• Trecho do documento:
Outro grande estigma existente é que o HIV só é transmitido em relações homoafetivas, o que é um grande equívoco. O vírus pode ser transmitido para qualquer pessoa, independente de classe social, raça, gênero ou orientação sexual.

“Antes a gente falava em grupo de risco, hoje em dia a gente não usa mais esse termo porque isso é discriminatório com os grupos. A gente fala em populações com maior vulnerabilidade. Hoje em dia, o HIV no Brasil ainda é concentrado em algumas populações, mas isso acontece por conta de algumas vulnerabilidades que essas populações sofrem. Mas o HIV não é restrito a ninguém”, afirma Roberto.

O advogado Henrique Silva, do @advogadopositivo, conheceu histórias de várias pessoas portadoras do HIV que já sofreram uma série de preconceitos por causa da sorologia. Elas foram barradas da musculação, demitidas do trabalho, obrigadas a usar luvas de ferro e tantas outras medidas absurdas que se possa imaginar.

• Sobre a tarefa: Reproduza na íntegra o trecho acima sobre o estigma em torno do HIV, sem alterar nenhuma palavra.

• Entradas extraídas:

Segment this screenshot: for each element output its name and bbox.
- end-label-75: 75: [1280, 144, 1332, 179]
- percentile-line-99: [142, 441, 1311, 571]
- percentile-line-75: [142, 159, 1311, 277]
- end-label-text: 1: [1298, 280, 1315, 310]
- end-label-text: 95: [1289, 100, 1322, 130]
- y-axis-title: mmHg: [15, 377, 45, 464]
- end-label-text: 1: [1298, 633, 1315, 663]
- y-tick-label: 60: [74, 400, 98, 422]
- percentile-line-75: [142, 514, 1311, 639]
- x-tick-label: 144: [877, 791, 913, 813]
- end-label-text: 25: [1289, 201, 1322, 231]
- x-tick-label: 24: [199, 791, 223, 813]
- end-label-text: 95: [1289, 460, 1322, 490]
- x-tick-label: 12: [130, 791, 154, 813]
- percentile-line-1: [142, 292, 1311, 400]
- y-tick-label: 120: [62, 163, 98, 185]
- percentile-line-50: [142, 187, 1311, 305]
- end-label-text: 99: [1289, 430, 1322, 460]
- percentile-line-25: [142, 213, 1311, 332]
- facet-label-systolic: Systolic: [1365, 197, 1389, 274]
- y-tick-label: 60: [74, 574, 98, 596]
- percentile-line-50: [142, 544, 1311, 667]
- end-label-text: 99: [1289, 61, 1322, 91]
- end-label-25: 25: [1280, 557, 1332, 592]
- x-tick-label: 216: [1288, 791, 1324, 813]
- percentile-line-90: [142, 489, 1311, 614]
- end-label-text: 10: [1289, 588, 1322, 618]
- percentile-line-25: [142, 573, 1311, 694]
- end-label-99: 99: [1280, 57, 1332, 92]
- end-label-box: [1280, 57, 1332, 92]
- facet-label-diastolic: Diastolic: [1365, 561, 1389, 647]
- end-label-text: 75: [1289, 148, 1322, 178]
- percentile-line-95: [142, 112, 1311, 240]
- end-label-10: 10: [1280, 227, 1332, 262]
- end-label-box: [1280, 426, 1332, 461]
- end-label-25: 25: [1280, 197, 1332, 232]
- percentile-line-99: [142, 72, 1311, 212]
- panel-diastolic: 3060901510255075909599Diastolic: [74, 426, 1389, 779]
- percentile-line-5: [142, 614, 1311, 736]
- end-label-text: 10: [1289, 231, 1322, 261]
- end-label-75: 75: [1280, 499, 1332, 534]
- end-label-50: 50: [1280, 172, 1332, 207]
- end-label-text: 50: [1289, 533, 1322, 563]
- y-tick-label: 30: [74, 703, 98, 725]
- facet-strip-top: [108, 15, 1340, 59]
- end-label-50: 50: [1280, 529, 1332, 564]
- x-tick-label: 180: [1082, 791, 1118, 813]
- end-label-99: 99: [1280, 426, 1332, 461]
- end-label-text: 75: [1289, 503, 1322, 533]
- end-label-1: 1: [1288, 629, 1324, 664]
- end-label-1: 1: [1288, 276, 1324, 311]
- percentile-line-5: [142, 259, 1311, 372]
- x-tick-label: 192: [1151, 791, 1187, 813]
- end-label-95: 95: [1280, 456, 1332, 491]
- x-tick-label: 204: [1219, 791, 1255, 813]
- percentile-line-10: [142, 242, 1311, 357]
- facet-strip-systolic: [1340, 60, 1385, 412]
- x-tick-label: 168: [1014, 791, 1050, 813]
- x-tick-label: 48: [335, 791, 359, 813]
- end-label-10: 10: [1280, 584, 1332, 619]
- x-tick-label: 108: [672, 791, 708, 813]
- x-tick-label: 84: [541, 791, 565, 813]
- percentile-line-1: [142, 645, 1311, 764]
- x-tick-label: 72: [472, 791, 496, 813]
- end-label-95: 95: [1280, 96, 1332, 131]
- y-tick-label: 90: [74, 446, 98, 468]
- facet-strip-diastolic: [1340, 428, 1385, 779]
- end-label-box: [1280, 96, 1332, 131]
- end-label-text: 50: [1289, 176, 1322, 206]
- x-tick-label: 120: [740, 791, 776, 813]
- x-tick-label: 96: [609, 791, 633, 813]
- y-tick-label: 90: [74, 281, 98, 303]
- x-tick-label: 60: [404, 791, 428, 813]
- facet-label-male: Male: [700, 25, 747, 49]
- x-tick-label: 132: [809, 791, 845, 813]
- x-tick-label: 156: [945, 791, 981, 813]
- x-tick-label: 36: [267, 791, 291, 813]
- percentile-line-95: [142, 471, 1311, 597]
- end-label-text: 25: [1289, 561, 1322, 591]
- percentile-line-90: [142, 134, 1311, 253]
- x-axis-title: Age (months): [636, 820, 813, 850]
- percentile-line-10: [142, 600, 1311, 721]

• Resposta escrita:
Outro grande estigma existente é que o HIV só é transmitido em relações homoafetivas, o que é um grande equívoco. O vírus pode ser transmitido para qualquer pessoa, independente de classe social, raça, gênero ou orientação sexual.

“Antes a gente falava em grupo de risco, hoje em dia a gente não usa mais esse termo porque isso é discriminatório com os grupos. A gente fala em populações com maior vulnerabilidade. Hoje em dia, o HIV no Brasil ainda é concentrado em algumas populações, mas isso acontece por conta de algumas vulnerabilidades que essas populações sofrem. Mas o HIV não é restrito a ninguém”, afirma Roberto.

O advogado Henrique Silva, do @advogadopositivo, conheceu histórias de várias pessoas portadoras do HIV que já sofreram uma série de preconceitos por causa da sorologia. Elas foram barradas da musculação, demitidas do trabalho, obrigadas a usar luvas de ferro e tantas outras medidas absurdas que se possa imaginar.